■ **Requirements**
Collect every line of the records below that contains the word "marker".
════
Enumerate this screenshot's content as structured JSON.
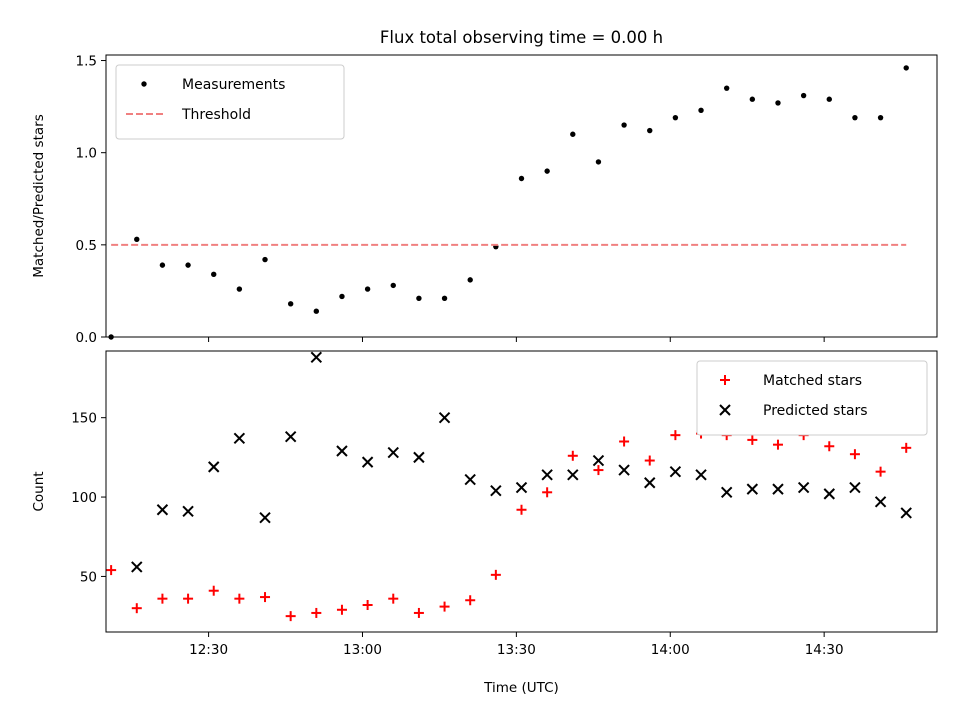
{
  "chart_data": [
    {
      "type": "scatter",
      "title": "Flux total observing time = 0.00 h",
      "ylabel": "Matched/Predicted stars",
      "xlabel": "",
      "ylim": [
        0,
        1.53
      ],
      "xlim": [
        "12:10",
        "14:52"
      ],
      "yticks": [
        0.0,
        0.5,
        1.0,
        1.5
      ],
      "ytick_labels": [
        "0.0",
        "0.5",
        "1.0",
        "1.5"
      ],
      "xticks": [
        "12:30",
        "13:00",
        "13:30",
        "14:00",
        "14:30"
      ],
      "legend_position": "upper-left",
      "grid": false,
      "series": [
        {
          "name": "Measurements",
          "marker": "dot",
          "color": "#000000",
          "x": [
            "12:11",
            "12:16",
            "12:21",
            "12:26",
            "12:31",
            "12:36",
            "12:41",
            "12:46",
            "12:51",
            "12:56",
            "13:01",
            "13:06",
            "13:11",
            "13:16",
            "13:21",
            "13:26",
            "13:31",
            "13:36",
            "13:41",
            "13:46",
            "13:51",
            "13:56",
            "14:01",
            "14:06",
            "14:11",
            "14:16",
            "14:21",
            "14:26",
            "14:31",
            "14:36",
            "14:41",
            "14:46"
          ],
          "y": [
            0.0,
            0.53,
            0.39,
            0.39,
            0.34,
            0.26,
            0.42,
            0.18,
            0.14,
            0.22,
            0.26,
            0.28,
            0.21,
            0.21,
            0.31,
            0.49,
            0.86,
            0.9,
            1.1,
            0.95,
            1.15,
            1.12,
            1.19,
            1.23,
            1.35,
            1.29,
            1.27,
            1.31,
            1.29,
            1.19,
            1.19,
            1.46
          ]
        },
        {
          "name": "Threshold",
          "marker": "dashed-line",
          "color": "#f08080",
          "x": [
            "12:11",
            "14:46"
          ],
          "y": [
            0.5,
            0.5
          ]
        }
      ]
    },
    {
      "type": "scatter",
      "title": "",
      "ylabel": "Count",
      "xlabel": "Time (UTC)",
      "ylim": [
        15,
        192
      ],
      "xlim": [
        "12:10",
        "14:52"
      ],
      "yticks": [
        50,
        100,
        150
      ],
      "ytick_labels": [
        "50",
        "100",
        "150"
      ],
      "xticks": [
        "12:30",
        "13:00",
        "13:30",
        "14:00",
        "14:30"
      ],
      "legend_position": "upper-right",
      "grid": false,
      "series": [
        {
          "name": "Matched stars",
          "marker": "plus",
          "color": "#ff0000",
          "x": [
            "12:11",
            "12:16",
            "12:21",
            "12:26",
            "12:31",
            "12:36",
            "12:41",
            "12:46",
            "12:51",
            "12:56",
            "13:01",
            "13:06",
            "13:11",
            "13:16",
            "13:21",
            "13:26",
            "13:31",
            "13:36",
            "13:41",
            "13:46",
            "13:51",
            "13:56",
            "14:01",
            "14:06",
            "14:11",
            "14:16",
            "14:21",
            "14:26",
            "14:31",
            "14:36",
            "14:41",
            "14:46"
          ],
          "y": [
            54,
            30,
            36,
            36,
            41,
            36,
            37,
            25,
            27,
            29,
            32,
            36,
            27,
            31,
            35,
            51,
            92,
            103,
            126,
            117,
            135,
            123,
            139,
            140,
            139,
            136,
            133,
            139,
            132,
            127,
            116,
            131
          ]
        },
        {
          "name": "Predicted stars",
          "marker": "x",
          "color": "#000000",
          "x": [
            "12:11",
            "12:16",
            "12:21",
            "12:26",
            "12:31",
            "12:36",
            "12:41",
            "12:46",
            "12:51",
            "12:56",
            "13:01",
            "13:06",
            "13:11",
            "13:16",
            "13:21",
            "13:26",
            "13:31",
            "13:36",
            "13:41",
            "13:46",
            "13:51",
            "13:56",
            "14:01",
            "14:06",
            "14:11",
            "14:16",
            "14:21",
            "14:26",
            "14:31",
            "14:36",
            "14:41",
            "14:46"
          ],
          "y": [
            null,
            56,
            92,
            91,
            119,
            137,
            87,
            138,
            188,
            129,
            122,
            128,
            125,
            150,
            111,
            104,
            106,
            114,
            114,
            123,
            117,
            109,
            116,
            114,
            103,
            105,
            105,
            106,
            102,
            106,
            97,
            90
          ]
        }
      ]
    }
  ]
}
════
■ **Task solution**
          "marker": "dot",
          "marker": "dashed-line",
          "marker": "plus",
          "marker": "x",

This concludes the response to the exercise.